## begin Input for this task
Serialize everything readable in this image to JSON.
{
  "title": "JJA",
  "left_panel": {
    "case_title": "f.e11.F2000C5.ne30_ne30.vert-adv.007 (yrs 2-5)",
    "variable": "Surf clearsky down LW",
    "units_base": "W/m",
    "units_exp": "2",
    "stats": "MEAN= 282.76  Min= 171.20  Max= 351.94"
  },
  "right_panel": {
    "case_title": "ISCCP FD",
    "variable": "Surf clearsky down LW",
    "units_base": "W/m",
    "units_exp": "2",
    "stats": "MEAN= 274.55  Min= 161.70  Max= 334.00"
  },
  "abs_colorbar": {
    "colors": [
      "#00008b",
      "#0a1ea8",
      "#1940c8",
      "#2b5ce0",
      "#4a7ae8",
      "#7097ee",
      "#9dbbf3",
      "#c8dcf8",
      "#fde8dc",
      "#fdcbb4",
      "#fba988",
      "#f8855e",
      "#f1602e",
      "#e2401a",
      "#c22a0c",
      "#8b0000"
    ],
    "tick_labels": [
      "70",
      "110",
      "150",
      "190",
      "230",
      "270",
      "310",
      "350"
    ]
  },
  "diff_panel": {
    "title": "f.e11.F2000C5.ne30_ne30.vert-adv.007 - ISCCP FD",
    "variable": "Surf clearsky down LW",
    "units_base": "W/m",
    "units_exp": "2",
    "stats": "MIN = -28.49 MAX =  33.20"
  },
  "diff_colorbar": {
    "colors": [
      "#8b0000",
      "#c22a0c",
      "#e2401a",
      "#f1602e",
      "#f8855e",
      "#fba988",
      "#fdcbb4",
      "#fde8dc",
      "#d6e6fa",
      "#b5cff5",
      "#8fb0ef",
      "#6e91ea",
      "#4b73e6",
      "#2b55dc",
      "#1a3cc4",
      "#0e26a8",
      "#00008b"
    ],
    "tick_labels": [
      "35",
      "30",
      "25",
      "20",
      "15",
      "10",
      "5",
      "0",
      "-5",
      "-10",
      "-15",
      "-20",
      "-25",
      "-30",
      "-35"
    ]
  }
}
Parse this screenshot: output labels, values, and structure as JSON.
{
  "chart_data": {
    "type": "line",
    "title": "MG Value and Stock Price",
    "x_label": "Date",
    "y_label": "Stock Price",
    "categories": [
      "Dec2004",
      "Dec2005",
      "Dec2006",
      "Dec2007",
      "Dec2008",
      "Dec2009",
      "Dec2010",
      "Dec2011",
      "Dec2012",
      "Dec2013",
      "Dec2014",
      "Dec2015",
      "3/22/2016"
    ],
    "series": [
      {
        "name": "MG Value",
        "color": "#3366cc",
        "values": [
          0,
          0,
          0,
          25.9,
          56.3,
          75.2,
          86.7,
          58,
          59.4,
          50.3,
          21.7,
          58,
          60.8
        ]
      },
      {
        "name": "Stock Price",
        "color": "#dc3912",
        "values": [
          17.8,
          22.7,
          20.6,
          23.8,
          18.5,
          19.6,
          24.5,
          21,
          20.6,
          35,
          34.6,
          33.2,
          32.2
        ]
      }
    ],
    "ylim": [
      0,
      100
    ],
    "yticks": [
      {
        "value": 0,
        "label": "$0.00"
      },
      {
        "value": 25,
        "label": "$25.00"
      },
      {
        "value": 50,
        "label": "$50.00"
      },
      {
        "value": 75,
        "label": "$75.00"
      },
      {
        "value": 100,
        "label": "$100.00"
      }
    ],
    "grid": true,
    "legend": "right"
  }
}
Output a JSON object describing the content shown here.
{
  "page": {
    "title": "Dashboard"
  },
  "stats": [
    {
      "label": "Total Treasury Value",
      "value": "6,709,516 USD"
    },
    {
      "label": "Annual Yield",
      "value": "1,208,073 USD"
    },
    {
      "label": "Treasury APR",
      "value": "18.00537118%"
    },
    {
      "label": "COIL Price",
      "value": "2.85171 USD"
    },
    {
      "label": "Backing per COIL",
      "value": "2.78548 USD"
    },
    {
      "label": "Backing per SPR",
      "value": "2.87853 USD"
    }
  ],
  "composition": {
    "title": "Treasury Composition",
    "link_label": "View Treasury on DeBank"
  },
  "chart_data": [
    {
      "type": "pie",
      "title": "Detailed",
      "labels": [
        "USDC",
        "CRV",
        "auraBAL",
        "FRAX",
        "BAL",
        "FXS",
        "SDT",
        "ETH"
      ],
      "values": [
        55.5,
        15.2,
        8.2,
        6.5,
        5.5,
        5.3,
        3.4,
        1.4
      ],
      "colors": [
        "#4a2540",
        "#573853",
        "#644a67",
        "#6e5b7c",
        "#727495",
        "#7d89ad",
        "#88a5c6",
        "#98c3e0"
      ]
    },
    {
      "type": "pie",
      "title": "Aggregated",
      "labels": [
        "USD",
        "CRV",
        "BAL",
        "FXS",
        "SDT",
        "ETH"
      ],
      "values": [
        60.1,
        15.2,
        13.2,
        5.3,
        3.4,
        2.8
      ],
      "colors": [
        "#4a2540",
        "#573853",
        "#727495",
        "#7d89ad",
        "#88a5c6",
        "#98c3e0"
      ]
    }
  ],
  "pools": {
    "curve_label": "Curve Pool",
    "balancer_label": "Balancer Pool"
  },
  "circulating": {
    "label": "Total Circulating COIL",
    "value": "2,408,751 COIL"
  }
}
## end Input for this task
# The exercise
Respond with the number of lines containing "COIL" and no additional words.

# Task result
4